::: Records to use :::

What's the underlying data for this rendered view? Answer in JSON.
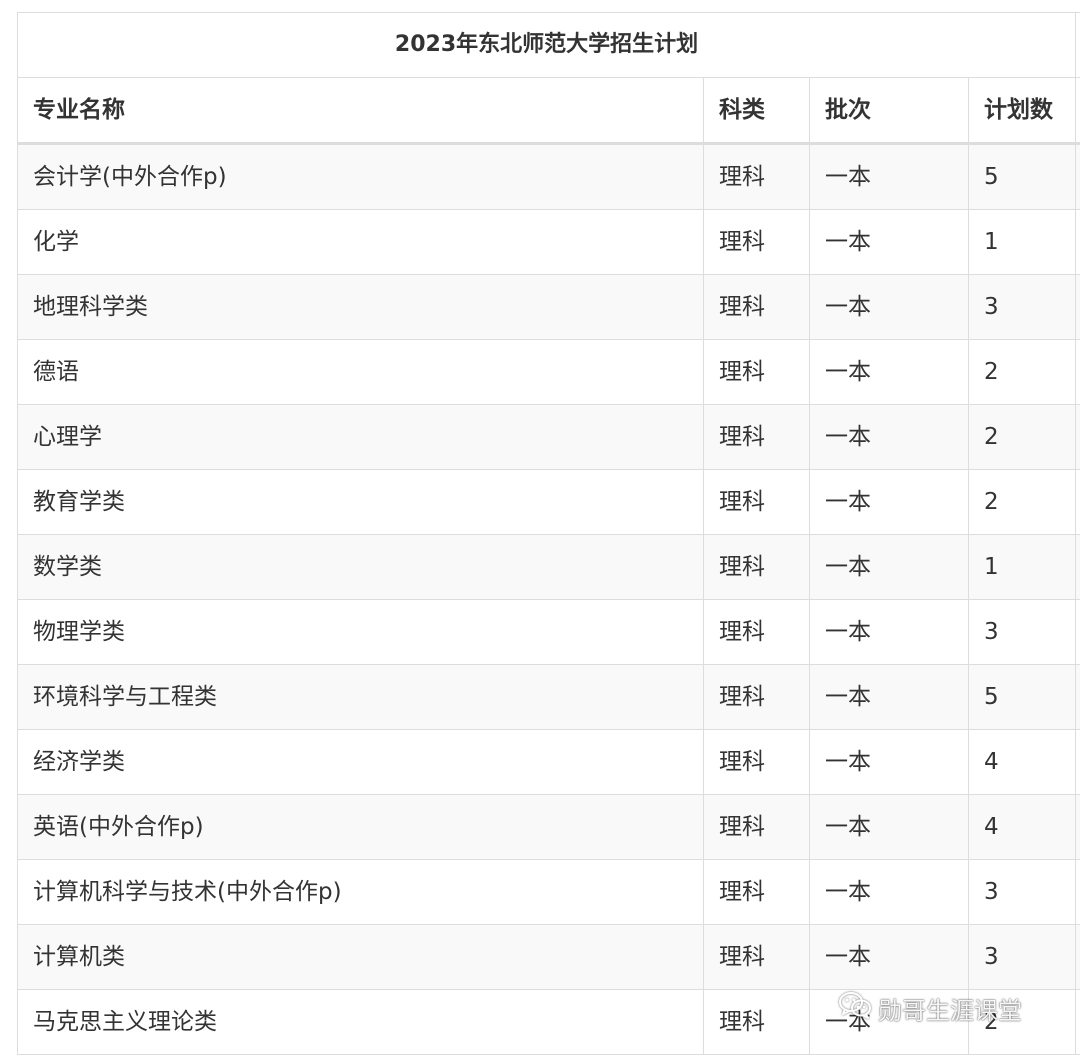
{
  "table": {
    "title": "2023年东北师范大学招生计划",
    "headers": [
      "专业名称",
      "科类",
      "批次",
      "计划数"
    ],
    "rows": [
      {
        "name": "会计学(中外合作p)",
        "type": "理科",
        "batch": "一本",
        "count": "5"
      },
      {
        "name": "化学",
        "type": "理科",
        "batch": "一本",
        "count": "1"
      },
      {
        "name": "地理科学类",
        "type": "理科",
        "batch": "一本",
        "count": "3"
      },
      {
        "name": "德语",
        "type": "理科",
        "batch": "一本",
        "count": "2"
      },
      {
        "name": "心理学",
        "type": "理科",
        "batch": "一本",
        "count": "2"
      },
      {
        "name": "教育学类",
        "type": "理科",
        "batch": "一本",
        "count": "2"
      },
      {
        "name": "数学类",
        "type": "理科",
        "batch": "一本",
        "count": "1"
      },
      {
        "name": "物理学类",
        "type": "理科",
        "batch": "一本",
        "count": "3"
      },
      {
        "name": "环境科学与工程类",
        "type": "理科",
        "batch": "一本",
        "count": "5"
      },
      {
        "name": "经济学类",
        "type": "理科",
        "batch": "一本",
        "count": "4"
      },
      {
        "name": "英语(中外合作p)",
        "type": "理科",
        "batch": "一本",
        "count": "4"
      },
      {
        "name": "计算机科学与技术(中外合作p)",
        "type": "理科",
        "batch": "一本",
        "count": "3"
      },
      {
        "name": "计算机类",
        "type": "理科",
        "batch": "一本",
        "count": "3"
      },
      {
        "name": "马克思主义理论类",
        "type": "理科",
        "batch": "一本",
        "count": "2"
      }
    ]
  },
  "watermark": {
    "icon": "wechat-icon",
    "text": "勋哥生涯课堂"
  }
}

:::
::: Records to use :::

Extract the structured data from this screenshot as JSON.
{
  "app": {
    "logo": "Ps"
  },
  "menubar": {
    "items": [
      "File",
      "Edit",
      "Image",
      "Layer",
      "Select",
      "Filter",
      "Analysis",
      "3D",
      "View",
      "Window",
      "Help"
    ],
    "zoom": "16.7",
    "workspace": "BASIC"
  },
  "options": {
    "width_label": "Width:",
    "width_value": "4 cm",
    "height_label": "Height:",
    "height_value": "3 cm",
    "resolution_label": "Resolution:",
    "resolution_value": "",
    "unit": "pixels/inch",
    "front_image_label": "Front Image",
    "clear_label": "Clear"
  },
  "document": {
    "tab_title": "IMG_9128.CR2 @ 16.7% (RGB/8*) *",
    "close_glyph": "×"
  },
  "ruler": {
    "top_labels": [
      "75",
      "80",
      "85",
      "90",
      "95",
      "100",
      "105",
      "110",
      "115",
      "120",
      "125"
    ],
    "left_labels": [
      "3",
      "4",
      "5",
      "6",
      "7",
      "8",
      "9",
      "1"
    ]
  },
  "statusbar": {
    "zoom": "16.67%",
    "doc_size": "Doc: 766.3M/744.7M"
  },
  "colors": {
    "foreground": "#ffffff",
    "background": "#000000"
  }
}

:::

> **What you are asked to do**: Among the lines of the data, identify those with the word "中外合作p". Copy each of them.

> **Result for this exercise**:
        "name": "会计学(中外合作p)",
        "name": "英语(中外合作p)",
        "name": "计算机科学与技术(中外合作p)",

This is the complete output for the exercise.